▶ **Aim of the task**
The records that follow must be repeated verbatim, every one of them.

-- start Dataset --

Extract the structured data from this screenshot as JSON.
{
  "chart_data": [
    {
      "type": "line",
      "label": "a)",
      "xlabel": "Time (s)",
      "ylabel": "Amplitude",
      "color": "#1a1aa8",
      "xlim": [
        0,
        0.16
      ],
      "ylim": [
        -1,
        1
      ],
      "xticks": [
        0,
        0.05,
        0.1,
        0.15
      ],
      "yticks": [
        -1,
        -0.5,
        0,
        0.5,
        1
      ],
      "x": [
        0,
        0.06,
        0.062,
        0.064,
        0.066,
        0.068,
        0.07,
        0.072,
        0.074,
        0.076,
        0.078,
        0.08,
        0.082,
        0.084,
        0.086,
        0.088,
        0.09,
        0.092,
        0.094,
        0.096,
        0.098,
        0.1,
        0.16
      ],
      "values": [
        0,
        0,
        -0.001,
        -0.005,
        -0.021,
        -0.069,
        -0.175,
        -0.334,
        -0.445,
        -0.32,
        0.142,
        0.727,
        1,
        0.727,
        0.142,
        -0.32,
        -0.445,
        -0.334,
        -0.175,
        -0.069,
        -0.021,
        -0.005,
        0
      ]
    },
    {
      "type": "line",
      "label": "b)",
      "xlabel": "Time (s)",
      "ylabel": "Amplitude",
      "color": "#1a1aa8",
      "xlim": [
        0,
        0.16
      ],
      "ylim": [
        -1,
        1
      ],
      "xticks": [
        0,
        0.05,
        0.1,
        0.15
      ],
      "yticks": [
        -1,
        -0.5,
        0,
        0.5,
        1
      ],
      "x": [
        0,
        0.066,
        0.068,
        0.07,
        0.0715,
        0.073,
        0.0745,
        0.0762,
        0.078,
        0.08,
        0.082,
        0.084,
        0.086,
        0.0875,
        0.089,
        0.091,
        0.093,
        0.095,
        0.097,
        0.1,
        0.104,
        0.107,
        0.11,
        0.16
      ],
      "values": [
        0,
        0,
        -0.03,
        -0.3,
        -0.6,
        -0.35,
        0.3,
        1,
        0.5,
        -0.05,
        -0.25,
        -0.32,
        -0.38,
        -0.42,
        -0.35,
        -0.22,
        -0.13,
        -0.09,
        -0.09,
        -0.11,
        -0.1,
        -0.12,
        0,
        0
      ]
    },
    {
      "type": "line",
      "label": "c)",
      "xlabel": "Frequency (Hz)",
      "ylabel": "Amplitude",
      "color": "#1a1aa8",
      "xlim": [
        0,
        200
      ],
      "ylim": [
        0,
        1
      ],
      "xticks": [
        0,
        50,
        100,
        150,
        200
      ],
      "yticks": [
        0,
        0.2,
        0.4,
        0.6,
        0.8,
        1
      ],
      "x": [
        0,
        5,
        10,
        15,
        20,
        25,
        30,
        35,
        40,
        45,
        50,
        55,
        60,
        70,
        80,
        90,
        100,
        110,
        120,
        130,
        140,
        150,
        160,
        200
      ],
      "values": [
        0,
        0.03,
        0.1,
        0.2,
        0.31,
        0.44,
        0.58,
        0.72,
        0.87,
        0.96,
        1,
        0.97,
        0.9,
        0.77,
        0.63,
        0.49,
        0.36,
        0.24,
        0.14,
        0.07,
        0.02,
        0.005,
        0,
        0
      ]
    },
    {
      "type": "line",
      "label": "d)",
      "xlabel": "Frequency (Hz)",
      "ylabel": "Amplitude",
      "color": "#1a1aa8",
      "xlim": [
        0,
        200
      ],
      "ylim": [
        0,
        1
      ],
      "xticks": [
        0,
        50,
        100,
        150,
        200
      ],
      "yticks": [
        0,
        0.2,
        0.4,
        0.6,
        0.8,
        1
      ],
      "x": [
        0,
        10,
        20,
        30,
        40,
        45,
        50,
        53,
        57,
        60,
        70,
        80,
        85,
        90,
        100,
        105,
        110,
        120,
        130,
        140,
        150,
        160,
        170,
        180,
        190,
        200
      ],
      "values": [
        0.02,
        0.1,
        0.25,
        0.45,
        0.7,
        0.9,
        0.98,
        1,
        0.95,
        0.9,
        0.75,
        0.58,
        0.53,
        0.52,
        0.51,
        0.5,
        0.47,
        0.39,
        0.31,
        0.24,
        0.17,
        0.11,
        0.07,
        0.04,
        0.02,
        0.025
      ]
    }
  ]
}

-- end Dataset --

▶ **Solution to this problem**
Extract the structured data from this screenshot as JSON.
{
  "chart_data": [
    {
      "type": "line",
      "label": "a)",
      "xlabel": "Time (s)",
      "ylabel": "Amplitude",
      "color": "#1a1aa8",
      "xlim": [
        0,
        0.16
      ],
      "ylim": [
        -1,
        1
      ],
      "xticks": [
        0,
        0.05,
        0.1,
        0.15
      ],
      "yticks": [
        -1,
        -0.5,
        0,
        0.5,
        1
      ],
      "x": [
        0,
        0.06,
        0.062,
        0.064,
        0.066,
        0.068,
        0.07,
        0.072,
        0.074,
        0.076,
        0.078,
        0.08,
        0.082,
        0.084,
        0.086,
        0.088,
        0.09,
        0.092,
        0.094,
        0.096,
        0.098,
        0.1,
        0.16
      ],
      "values": [
        0,
        0,
        -0.001,
        -0.005,
        -0.021,
        -0.069,
        -0.175,
        -0.334,
        -0.445,
        -0.32,
        0.142,
        0.727,
        1,
        0.727,
        0.142,
        -0.32,
        -0.445,
        -0.334,
        -0.175,
        -0.069,
        -0.021,
        -0.005,
        0
      ]
    },
    {
      "type": "line",
      "label": "b)",
      "xlabel": "Time (s)",
      "ylabel": "Amplitude",
      "color": "#1a1aa8",
      "xlim": [
        0,
        0.16
      ],
      "ylim": [
        -1,
        1
      ],
      "xticks": [
        0,
        0.05,
        0.1,
        0.15
      ],
      "yticks": [
        -1,
        -0.5,
        0,
        0.5,
        1
      ],
      "x": [
        0,
        0.066,
        0.068,
        0.07,
        0.0715,
        0.073,
        0.0745,
        0.0762,
        0.078,
        0.08,
        0.082,
        0.084,
        0.086,
        0.0875,
        0.089,
        0.091,
        0.093,
        0.095,
        0.097,
        0.1,
        0.104,
        0.107,
        0.11,
        0.16
      ],
      "values": [
        0,
        0,
        -0.03,
        -0.3,
        -0.6,
        -0.35,
        0.3,
        1,
        0.5,
        -0.05,
        -0.25,
        -0.32,
        -0.38,
        -0.42,
        -0.35,
        -0.22,
        -0.13,
        -0.09,
        -0.09,
        -0.11,
        -0.1,
        -0.12,
        0,
        0
      ]
    },
    {
      "type": "line",
      "label": "c)",
      "xlabel": "Frequency (Hz)",
      "ylabel": "Amplitude",
      "color": "#1a1aa8",
      "xlim": [
        0,
        200
      ],
      "ylim": [
        0,
        1
      ],
      "xticks": [
        0,
        50,
        100,
        150,
        200
      ],
      "yticks": [
        0,
        0.2,
        0.4,
        0.6,
        0.8,
        1
      ],
      "x": [
        0,
        5,
        10,
        15,
        20,
        25,
        30,
        35,
        40,
        45,
        50,
        55,
        60,
        70,
        80,
        90,
        100,
        110,
        120,
        130,
        140,
        150,
        160,
        200
      ],
      "values": [
        0,
        0.03,
        0.1,
        0.2,
        0.31,
        0.44,
        0.58,
        0.72,
        0.87,
        0.96,
        1,
        0.97,
        0.9,
        0.77,
        0.63,
        0.49,
        0.36,
        0.24,
        0.14,
        0.07,
        0.02,
        0.005,
        0,
        0
      ]
    },
    {
      "type": "line",
      "label": "d)",
      "xlabel": "Frequency (Hz)",
      "ylabel": "Amplitude",
      "color": "#1a1aa8",
      "xlim": [
        0,
        200
      ],
      "ylim": [
        0,
        1
      ],
      "xticks": [
        0,
        50,
        100,
        150,
        200
      ],
      "yticks": [
        0,
        0.2,
        0.4,
        0.6,
        0.8,
        1
      ],
      "x": [
        0,
        10,
        20,
        30,
        40,
        45,
        50,
        53,
        57,
        60,
        70,
        80,
        85,
        90,
        100,
        105,
        110,
        120,
        130,
        140,
        150,
        160,
        170,
        180,
        190,
        200
      ],
      "values": [
        0.02,
        0.1,
        0.25,
        0.45,
        0.7,
        0.9,
        0.98,
        1,
        0.95,
        0.9,
        0.75,
        0.58,
        0.53,
        0.52,
        0.51,
        0.5,
        0.47,
        0.39,
        0.31,
        0.24,
        0.17,
        0.11,
        0.07,
        0.04,
        0.02,
        0.025
      ]
    }
  ]
}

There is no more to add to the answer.